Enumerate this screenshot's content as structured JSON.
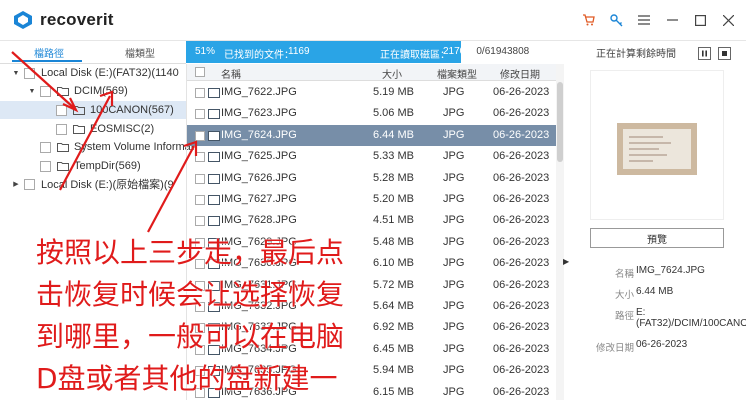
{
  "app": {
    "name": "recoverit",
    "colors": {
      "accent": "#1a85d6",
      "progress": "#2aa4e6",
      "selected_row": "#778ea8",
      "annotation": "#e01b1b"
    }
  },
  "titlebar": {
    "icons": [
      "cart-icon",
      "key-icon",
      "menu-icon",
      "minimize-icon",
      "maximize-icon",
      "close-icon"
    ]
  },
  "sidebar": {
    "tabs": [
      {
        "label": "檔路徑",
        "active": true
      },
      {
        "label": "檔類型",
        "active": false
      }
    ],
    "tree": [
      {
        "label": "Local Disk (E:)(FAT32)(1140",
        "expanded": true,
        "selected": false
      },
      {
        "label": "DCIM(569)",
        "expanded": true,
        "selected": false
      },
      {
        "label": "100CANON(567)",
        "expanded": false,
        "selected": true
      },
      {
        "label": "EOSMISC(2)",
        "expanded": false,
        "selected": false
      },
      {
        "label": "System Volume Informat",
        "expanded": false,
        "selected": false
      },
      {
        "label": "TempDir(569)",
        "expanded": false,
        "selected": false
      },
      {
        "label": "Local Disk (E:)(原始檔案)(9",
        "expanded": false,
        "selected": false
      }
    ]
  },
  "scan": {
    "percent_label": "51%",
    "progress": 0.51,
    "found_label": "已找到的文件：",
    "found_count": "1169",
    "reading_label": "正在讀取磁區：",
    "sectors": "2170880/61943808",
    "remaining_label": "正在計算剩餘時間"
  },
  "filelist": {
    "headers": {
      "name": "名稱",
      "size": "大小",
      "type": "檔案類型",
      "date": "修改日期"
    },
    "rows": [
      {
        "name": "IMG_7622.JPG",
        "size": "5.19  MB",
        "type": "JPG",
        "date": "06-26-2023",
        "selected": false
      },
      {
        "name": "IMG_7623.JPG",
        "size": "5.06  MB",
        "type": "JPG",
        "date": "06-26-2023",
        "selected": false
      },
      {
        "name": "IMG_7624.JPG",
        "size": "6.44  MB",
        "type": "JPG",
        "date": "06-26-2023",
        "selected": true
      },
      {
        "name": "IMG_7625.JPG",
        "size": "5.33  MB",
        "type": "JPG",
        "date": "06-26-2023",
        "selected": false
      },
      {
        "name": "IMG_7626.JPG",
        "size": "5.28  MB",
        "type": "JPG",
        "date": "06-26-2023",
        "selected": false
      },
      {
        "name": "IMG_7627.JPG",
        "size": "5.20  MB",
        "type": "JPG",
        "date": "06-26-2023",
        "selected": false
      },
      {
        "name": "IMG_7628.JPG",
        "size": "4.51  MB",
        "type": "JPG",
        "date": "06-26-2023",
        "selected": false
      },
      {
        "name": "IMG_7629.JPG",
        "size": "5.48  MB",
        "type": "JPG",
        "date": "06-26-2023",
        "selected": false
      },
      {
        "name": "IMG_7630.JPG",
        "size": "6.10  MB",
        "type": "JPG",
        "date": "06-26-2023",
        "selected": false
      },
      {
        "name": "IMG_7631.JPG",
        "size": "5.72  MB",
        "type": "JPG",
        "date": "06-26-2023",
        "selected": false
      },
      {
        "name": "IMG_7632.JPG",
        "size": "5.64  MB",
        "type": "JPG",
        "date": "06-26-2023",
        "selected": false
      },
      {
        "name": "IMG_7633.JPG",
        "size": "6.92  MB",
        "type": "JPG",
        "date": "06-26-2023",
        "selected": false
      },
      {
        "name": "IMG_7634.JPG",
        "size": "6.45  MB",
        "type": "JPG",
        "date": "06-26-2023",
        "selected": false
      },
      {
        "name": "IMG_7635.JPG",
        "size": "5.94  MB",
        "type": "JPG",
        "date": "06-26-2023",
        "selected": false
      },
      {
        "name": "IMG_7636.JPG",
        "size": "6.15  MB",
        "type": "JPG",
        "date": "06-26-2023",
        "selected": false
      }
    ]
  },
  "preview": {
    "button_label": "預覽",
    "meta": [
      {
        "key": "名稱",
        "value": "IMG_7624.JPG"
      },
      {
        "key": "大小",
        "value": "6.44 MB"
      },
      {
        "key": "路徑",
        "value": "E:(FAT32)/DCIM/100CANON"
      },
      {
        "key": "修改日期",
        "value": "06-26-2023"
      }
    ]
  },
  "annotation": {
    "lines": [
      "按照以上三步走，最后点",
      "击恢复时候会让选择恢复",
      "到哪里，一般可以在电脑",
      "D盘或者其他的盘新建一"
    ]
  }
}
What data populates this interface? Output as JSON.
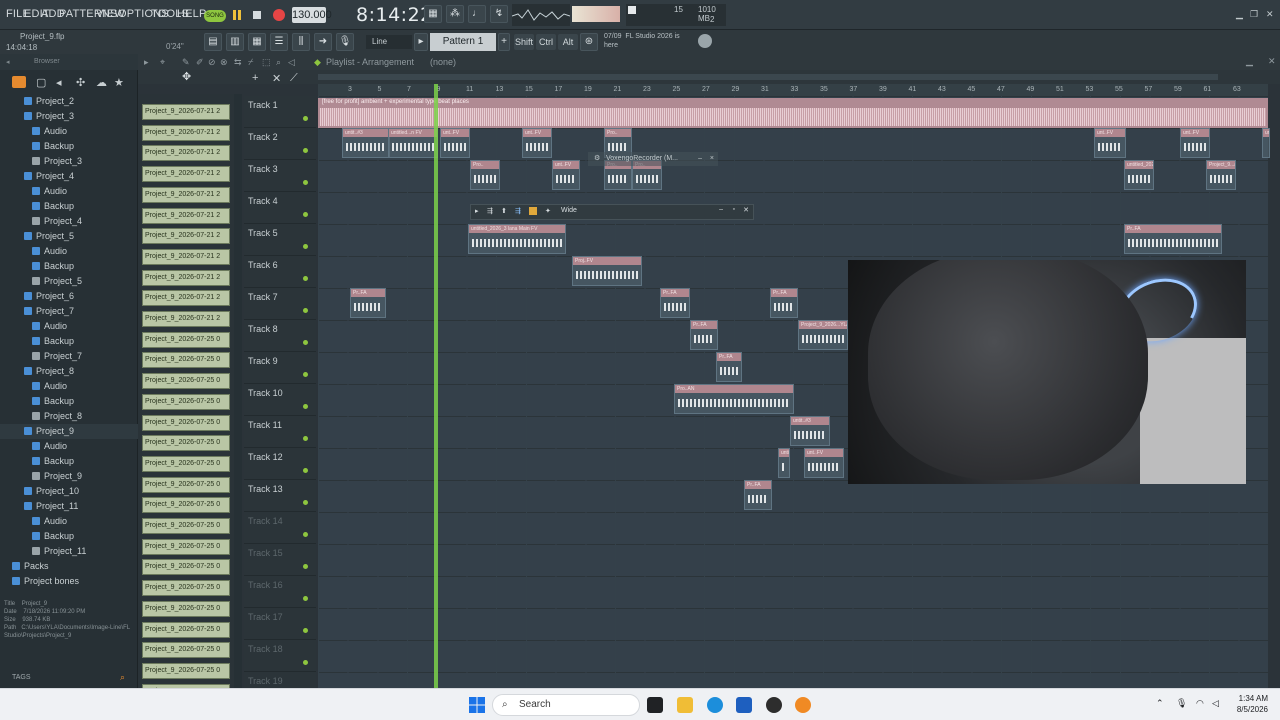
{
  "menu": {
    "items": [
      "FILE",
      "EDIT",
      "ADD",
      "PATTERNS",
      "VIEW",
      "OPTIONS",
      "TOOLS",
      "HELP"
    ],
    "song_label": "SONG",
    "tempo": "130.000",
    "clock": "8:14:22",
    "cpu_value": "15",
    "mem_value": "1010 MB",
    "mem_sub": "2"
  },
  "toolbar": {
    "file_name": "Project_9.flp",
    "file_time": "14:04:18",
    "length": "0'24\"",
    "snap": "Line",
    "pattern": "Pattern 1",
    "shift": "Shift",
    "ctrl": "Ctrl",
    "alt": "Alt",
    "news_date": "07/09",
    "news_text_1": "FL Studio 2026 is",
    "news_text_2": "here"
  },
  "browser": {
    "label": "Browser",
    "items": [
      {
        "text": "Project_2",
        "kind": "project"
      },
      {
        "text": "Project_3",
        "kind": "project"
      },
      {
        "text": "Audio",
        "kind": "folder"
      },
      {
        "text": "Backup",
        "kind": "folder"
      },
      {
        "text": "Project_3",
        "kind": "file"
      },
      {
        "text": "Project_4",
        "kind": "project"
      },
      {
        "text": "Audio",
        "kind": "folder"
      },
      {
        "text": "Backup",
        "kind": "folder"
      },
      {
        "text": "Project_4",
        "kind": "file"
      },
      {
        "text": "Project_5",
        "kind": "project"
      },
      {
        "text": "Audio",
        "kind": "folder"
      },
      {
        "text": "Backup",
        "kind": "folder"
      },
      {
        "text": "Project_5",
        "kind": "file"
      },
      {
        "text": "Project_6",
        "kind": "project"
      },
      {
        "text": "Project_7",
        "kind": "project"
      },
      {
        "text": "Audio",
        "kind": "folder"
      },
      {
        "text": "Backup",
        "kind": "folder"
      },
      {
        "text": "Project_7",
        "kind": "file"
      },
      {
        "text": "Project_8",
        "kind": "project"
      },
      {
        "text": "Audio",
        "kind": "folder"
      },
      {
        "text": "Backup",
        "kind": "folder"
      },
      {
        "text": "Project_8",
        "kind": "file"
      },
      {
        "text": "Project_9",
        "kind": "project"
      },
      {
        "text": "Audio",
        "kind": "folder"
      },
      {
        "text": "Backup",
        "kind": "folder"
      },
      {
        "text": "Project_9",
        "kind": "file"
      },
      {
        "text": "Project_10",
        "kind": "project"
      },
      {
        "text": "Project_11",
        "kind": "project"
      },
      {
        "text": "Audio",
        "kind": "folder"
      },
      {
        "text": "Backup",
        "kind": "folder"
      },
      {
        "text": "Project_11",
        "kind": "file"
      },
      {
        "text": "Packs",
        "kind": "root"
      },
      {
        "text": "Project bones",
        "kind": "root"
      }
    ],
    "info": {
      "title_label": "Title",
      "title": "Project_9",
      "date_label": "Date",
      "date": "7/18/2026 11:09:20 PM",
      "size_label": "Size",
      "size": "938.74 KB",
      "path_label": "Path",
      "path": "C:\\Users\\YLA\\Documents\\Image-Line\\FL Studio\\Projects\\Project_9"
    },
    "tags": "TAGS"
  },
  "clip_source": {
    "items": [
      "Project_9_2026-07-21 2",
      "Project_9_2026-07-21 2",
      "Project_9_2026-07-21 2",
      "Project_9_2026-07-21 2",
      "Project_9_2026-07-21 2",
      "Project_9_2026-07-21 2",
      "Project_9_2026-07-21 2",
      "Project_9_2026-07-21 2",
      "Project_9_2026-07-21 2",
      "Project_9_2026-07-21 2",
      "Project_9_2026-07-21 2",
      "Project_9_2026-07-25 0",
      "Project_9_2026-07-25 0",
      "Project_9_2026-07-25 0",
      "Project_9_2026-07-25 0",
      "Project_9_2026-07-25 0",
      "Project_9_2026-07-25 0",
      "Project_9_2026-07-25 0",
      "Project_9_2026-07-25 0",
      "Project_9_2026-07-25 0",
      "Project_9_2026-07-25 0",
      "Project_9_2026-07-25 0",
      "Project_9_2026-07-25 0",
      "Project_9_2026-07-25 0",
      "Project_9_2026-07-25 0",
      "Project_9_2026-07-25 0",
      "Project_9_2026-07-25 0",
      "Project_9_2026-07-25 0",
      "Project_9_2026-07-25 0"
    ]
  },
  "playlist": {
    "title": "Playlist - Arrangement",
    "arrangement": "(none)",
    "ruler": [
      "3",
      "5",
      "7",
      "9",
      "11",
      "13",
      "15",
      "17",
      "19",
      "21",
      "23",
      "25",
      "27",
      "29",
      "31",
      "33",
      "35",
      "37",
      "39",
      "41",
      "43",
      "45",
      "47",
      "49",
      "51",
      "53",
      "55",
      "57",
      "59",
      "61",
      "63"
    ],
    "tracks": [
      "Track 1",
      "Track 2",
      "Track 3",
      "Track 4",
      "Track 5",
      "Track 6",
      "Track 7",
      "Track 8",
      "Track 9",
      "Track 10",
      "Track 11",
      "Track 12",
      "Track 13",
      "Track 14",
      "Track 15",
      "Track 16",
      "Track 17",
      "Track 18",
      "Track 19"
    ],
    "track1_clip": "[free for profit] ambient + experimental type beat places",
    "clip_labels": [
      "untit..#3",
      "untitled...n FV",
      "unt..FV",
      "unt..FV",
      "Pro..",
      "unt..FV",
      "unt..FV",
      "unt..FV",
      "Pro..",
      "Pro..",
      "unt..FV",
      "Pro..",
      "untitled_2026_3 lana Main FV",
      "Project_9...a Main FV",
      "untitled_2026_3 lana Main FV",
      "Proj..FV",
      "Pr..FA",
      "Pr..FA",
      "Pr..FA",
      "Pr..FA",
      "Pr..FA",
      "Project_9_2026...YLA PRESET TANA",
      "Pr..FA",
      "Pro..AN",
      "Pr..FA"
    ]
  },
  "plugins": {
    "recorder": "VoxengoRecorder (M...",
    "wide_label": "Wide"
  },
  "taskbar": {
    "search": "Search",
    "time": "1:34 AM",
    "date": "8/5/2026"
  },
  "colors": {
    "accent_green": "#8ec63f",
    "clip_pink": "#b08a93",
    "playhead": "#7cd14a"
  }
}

====

▸ **Task instructions**
Scan the listing above and copy all lines containing the word "DCIM".

▸ **Response to this exercise**
        "label": "DCIM(569)",
        "value": "E:(FAT32)/DCIM/100CANON"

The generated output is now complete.